WHAT TO WORK ON :: Answer with one number: how many lines hold the string "персоналу".

— Start of DATASET RECORDS —

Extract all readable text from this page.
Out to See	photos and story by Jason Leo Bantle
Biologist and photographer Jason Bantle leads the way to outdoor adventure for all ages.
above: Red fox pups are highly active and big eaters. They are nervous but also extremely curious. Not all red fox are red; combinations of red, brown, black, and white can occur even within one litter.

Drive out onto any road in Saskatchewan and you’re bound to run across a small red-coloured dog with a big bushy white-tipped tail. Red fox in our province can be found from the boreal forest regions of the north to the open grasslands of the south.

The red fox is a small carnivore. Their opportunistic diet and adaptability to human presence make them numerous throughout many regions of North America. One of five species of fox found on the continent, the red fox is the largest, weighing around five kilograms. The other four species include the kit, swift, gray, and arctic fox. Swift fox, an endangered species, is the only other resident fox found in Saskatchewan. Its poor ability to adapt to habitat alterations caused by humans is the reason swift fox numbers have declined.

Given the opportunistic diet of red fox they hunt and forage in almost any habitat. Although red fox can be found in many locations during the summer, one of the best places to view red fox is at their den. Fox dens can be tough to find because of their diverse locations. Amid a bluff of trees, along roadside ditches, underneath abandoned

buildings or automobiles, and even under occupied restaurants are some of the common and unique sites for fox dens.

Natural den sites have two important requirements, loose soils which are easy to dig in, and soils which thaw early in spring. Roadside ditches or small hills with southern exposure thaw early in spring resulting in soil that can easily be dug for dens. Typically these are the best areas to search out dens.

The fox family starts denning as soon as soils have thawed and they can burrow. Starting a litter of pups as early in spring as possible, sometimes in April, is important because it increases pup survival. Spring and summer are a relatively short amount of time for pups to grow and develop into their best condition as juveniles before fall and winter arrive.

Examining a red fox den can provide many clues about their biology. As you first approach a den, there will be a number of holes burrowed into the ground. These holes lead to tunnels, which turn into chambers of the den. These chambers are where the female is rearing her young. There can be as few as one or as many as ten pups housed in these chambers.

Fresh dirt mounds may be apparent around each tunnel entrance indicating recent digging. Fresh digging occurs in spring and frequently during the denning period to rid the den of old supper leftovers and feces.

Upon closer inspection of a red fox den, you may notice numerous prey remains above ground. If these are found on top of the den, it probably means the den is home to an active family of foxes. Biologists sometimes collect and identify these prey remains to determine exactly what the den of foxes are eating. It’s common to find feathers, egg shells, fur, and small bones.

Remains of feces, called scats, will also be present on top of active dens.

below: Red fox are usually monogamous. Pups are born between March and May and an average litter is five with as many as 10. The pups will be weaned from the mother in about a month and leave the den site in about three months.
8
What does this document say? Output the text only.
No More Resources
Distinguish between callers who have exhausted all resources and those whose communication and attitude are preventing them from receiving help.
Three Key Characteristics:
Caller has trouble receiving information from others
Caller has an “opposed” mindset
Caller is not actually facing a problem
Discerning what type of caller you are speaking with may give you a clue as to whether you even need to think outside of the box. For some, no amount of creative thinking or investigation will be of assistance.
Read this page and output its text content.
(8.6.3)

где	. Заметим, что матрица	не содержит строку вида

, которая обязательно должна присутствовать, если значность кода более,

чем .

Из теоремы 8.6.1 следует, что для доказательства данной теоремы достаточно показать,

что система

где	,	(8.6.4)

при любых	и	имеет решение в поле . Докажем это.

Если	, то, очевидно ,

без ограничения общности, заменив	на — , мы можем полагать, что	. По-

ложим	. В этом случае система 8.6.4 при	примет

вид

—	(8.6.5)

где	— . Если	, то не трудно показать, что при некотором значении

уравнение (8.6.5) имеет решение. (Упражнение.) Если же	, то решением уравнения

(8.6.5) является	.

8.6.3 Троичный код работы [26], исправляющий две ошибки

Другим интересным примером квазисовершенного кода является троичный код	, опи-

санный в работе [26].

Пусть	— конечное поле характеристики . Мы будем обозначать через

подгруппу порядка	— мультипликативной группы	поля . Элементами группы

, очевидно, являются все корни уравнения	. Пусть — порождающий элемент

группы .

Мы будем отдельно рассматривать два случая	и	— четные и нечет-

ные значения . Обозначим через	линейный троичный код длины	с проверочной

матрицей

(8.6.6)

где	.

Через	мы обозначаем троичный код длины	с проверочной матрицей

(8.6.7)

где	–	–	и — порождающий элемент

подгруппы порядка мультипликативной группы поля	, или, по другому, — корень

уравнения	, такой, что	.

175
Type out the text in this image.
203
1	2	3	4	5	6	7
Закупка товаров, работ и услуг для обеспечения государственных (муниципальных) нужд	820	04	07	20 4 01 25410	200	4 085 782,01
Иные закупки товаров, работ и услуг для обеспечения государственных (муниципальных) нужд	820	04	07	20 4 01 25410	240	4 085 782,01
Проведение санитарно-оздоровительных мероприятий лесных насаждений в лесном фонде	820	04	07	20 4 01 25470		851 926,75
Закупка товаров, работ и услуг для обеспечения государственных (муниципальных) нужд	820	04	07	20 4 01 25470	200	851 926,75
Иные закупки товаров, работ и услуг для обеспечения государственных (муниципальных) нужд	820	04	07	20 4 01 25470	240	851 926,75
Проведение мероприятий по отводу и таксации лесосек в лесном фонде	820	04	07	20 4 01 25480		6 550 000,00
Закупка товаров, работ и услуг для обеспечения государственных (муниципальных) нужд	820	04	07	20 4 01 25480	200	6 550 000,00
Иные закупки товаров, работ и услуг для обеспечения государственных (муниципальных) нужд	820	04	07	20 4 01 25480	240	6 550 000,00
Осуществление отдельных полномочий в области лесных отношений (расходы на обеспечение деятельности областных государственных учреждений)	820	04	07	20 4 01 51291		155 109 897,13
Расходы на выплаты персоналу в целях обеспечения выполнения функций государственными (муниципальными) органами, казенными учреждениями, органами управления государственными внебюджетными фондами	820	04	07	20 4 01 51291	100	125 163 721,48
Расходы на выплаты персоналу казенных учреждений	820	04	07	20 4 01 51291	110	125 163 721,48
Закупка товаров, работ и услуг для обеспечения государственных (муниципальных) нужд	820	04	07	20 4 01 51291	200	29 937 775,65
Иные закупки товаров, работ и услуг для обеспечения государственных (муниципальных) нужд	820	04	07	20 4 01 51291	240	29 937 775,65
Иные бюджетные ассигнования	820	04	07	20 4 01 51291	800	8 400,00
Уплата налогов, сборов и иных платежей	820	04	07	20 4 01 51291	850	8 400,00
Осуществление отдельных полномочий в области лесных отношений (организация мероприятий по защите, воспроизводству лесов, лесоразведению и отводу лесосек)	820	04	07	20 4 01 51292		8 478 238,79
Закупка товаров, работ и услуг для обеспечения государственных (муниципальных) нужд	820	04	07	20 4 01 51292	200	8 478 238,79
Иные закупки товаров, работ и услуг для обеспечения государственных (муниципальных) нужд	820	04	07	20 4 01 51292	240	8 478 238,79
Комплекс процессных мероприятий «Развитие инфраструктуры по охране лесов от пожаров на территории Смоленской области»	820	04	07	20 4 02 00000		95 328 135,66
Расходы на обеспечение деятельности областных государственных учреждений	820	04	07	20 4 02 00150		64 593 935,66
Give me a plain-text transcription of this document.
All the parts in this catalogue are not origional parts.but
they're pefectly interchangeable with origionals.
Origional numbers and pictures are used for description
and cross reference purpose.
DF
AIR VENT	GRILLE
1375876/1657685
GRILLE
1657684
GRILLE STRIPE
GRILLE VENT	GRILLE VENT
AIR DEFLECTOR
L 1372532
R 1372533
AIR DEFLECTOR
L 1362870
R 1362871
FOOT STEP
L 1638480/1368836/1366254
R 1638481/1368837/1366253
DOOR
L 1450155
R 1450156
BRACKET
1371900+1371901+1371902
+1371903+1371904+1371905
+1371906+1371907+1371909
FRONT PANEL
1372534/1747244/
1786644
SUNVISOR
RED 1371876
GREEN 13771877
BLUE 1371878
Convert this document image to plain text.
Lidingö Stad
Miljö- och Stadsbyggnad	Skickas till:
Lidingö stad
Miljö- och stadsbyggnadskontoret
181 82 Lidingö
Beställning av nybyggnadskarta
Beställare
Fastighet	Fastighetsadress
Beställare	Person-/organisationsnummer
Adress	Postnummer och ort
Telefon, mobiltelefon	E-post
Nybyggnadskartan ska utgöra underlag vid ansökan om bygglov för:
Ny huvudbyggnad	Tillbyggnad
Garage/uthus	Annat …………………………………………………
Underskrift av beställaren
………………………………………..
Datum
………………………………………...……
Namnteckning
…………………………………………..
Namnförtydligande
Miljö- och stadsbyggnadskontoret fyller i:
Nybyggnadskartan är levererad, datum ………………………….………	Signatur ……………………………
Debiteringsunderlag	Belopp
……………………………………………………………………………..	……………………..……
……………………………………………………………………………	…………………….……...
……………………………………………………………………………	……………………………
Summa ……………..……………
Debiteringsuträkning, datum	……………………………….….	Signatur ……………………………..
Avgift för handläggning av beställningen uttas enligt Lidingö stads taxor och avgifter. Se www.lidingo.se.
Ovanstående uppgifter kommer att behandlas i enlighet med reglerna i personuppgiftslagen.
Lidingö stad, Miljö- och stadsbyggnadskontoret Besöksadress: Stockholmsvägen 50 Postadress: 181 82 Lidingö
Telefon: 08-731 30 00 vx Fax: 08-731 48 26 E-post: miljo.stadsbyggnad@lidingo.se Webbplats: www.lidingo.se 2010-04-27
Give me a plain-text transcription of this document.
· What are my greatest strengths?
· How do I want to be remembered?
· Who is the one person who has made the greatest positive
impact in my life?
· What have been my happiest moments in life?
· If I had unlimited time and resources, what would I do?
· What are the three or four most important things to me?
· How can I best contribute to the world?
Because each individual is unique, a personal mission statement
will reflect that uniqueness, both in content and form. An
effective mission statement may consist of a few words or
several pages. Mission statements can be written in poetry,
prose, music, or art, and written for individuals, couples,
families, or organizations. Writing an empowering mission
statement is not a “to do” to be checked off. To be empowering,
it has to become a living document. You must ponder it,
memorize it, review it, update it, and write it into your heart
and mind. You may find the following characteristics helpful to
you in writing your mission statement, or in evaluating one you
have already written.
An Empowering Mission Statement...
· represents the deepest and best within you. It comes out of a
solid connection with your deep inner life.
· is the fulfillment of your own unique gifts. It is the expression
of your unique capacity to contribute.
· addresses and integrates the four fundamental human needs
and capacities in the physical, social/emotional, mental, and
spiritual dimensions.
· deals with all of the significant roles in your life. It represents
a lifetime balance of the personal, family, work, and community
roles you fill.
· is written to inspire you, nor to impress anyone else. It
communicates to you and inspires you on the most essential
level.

— End of DATASET RECORDS —

RESPONSE BELOW :: 2